begin Reading passage

Who Controls Currency — and Why the Dollar Still Dominates
Author: Protik Ganguly
Every currency in your wallet is a claim on an economy. Understanding whose claim is stronger — and why — explains more about global power than most political analysis does.
Currency values are determined by supply and demand in foreign exchange markets — the largest financial market in the world, trading approximately $7.5 trillion daily (BIS, 2025). Unlike stocks, there is no central exchange. Banks, governments, hedge funds, corporations, and individuals buy and sell currencies continuously. The price of one currency in terms of another — the exchange rate — reflects the aggregate judgement of this market about the relative value of two economies.
One distinction worth understanding: the strongest currency by face value is not the most powerful currency globally. The Kuwaiti dinar buys more US dollars per unit than any other currency. But the dollar dominates global power — involved in 89% of all foreign exchange transactions worldwide (St. Louis Fed, 2026). Face value and global influence are different things.
Who controls currency: central banks manage money supply while treasuries manage government spending. Exchange rates, however, are set by markets — not declarations. Political statements about currency control rarely move markets the way markets move themselves. The market is always the final authority.
Why the dollar is powerful: the US dollar accounts for 89% of global foreign exchange transactions, 58% of global foreign exchange reserves, and 54% of global trade invoicing (Bipartisan Policy Center, 2025). This is reserve currency status — the dollar is the default medium for international trade, central bank reserves, and commodity pricing. Oil is priced in dollars. When a Malaysian company buys Indonesian palm oil, the transaction is often settled in dollars. This creates continuous global demand for dollars regardless of what the US economy is doing domestically.

end Reading passage

Written instruction 1 —
Answer these questions from the article on currency and dollar dominance:
(a) About how much is traded each day in foreign exchange markets?
(b) Which currency buys more US dollars per unit than any other?
(c) What share of global foreign exchange reserves does the US dollar account for?
Written instruction 2 — Extend the article on currency and dollar dominance, beginning after its final sentence.

begin Material supplied

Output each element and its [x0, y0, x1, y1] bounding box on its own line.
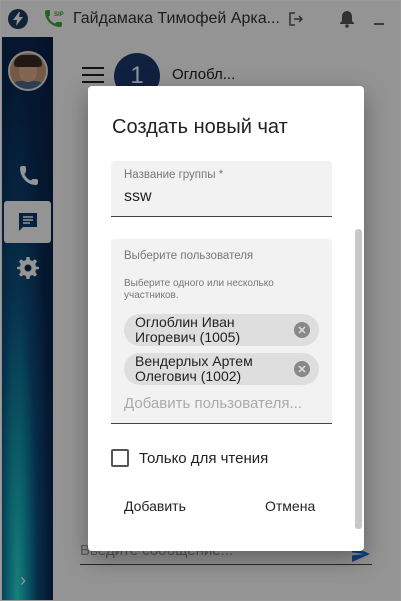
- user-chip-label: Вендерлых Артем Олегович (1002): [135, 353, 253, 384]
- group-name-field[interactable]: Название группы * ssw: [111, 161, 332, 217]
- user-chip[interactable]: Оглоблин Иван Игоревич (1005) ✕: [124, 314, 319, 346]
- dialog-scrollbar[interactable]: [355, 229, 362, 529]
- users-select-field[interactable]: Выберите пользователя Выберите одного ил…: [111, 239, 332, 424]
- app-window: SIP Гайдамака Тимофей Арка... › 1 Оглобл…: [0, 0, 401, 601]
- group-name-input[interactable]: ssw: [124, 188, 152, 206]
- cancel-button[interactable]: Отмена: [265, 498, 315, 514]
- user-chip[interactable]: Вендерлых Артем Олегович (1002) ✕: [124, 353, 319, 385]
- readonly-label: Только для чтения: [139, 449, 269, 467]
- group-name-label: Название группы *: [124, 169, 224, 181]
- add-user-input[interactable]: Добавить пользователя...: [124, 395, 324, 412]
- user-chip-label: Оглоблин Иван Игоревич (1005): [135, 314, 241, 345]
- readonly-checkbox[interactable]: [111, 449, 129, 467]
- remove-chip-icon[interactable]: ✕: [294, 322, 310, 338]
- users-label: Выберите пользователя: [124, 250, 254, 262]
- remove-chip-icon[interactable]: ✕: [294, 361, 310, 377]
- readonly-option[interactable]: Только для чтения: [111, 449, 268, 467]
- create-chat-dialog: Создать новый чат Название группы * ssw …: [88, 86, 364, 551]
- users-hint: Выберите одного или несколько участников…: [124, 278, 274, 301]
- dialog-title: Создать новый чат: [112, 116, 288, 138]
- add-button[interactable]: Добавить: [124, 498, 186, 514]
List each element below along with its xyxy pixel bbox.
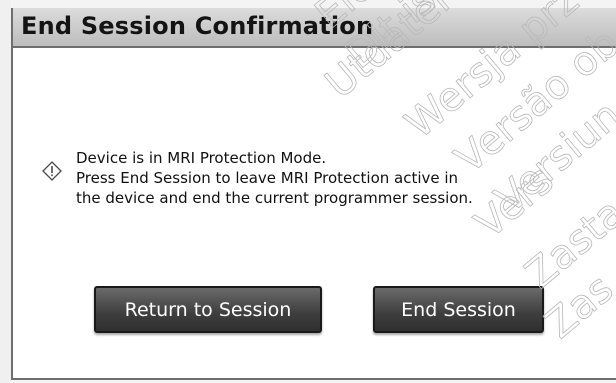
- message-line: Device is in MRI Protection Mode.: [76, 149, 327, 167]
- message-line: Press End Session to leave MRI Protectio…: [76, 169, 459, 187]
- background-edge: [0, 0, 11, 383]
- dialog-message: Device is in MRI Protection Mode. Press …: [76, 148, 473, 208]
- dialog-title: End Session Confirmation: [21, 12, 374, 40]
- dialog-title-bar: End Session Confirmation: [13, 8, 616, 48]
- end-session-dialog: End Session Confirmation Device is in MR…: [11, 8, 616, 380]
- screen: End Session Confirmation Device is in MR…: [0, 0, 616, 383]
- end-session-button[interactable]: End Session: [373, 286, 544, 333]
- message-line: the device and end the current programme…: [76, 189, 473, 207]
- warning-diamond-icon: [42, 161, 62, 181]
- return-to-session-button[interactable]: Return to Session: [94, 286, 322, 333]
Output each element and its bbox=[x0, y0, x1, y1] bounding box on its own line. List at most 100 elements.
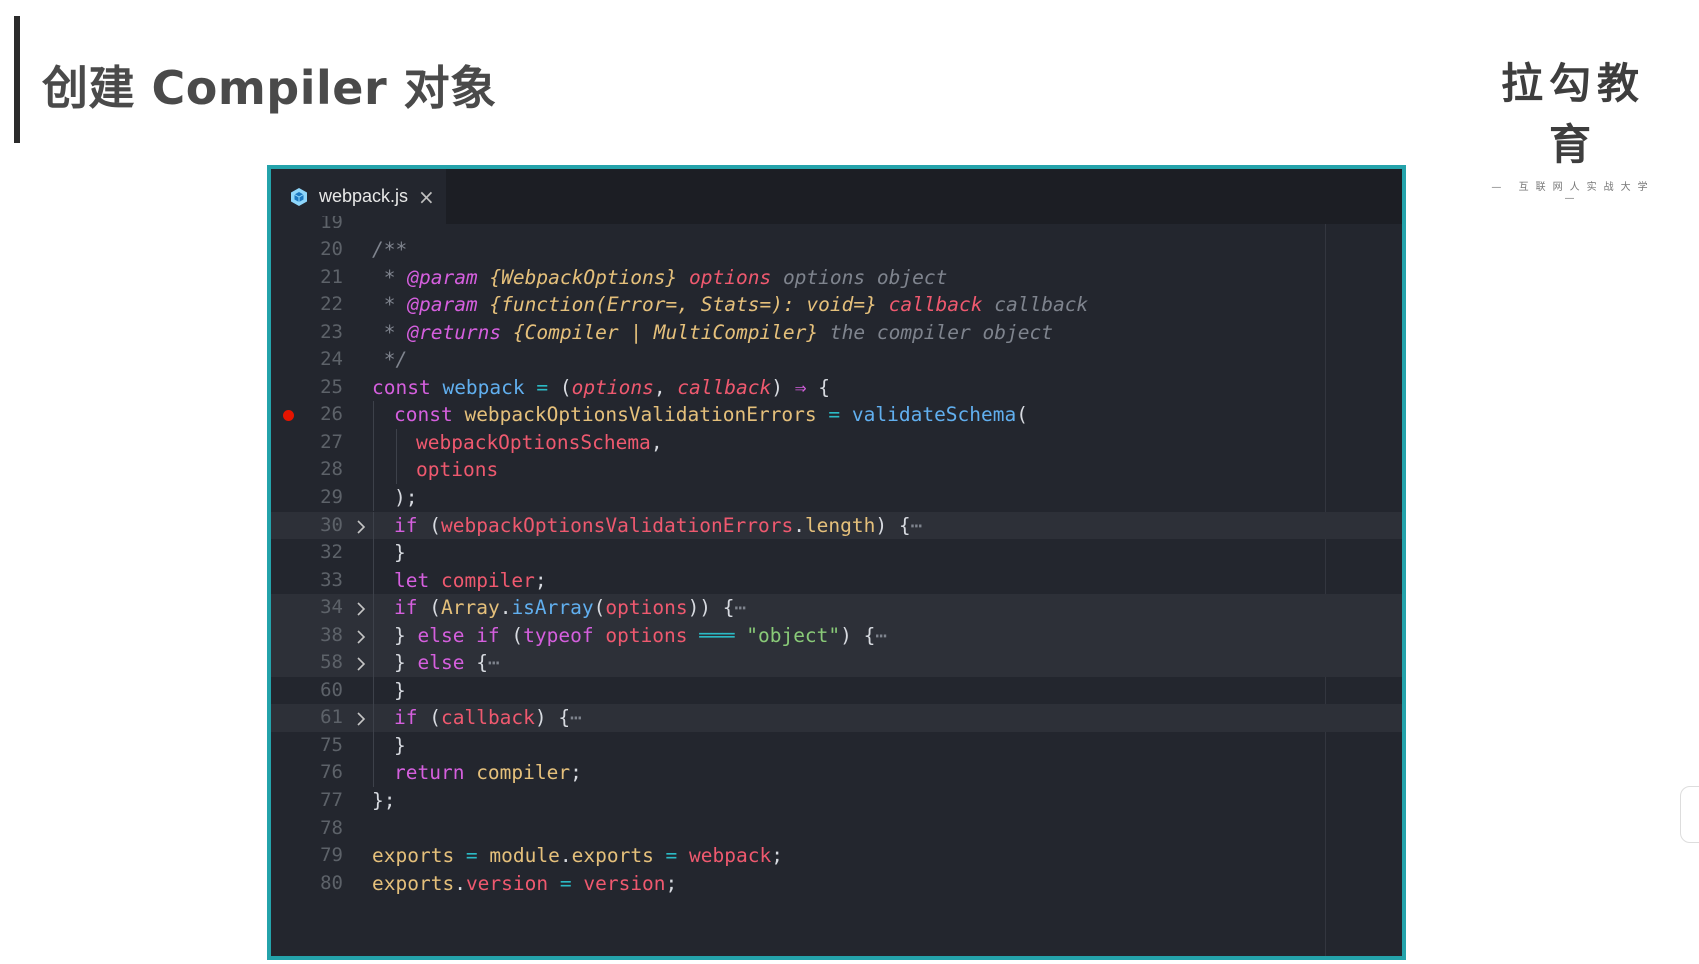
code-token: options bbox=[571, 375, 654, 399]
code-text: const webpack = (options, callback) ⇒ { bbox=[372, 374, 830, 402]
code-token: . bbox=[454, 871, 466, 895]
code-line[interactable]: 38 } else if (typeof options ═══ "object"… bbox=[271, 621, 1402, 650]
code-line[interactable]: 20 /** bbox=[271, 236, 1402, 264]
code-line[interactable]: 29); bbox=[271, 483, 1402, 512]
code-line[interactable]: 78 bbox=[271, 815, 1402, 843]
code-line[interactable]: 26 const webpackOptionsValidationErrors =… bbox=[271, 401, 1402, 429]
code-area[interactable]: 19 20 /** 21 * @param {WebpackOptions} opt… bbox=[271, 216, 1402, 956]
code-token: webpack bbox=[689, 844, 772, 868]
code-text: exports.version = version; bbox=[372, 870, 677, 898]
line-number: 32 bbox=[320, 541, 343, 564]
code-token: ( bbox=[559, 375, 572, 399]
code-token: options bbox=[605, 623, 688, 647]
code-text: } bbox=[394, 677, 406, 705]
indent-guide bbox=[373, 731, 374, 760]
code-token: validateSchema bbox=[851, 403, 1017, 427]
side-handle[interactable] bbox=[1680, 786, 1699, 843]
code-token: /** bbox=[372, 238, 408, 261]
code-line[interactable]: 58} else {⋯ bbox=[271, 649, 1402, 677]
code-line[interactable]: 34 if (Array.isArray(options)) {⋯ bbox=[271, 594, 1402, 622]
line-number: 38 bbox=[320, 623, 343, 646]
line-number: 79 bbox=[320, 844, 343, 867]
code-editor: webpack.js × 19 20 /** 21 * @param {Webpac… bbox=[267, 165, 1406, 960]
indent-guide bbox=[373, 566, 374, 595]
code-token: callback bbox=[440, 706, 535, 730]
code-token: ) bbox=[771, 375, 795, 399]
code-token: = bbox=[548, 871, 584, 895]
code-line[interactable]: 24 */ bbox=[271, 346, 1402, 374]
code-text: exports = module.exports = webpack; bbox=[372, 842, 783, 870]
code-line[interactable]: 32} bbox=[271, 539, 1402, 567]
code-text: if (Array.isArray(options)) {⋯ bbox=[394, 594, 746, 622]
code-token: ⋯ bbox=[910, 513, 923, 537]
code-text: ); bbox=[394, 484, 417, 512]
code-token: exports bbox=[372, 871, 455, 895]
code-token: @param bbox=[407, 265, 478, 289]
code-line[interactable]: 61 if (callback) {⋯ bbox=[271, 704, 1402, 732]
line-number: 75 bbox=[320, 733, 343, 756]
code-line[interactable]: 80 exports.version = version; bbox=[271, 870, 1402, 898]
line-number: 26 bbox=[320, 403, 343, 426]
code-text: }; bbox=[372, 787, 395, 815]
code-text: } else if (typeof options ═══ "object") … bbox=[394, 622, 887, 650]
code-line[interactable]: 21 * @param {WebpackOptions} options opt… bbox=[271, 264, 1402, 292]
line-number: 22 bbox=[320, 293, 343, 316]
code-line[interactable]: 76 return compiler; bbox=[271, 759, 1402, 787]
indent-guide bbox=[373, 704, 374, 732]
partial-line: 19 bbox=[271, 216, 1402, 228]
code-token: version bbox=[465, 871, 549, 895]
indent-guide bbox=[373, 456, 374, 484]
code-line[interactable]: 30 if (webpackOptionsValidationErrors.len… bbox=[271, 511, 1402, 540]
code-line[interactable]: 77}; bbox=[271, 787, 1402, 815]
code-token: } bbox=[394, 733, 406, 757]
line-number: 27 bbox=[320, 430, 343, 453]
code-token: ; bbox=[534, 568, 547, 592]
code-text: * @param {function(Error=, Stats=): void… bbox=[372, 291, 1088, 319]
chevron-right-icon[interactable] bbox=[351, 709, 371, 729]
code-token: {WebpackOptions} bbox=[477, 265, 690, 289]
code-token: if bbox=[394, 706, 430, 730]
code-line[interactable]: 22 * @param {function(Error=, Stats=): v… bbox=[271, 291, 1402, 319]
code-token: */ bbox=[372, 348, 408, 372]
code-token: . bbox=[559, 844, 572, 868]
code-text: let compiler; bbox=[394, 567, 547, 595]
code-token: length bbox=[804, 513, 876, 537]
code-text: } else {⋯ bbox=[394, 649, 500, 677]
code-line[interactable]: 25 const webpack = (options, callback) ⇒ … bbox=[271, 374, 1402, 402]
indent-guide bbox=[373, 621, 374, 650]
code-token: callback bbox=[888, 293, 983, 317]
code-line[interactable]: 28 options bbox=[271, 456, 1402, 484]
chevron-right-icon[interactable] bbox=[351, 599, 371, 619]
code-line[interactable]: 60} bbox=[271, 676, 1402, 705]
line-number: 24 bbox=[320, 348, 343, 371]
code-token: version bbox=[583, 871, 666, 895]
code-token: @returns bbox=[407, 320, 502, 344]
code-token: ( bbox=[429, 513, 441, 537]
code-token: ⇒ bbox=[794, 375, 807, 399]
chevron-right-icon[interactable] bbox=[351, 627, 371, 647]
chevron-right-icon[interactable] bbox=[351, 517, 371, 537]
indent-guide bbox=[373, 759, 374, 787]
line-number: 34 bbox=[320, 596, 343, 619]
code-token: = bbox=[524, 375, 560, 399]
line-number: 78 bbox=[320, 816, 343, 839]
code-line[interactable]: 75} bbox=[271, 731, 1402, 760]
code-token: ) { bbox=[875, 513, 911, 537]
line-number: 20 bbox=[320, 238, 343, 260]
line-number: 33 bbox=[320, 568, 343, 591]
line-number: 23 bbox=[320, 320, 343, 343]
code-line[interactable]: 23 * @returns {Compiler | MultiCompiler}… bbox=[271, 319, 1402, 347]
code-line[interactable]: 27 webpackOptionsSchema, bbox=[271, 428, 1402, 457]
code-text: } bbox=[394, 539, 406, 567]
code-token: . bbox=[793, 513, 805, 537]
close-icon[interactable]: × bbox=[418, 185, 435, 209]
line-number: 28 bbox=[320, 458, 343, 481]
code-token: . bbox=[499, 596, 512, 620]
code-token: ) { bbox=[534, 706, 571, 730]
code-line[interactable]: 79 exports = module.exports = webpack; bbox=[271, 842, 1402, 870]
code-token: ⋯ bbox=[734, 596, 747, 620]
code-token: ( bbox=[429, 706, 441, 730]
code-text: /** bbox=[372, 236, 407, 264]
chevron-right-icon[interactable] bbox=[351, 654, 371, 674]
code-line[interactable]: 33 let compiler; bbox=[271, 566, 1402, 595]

end Material supplied

Task response 1 —
(a) Approximately $7.5 trillion.
(b) The Kuwaiti dinar.
(c) 58%.

Task response 2 —
Reserve currency status was not designed. It was earned through the size and depth of US financial markets, the legal system protecting contracts and property rights, the stability of US institutions, and the Bretton Woods agreement of 1944 (CFR, 2023). No currency has come close to displacing it since. The euro accounts for approximately 20% of global reserves — a distant second.
What makes one currency stronger than another: interest rate differentials attract capital inflows and strengthen currencies. Higher inflation erodes purchasing power and weakens them. Countries that export more than they import create foreign demand for their currency. Political stability draws investment; instability drives capital away.
The dollar's dominance is likely to persist in the near and medium term. Gold hitting $4,600 per troy ounce in early 2026 — driven by central banks diversifying reserves away from dollars — is the clearest signal that dollar credibility is under real pressure even if no alternative has emerged (IISS, 2026). The yuan is not freely convertible. The euro lacks the fiscal union that would make it a true competitor. Reserve currency status will erode slowly over decades, not collapse suddenly. Institutional trust is as important to that status as economic fundamentals — and both are worth watching.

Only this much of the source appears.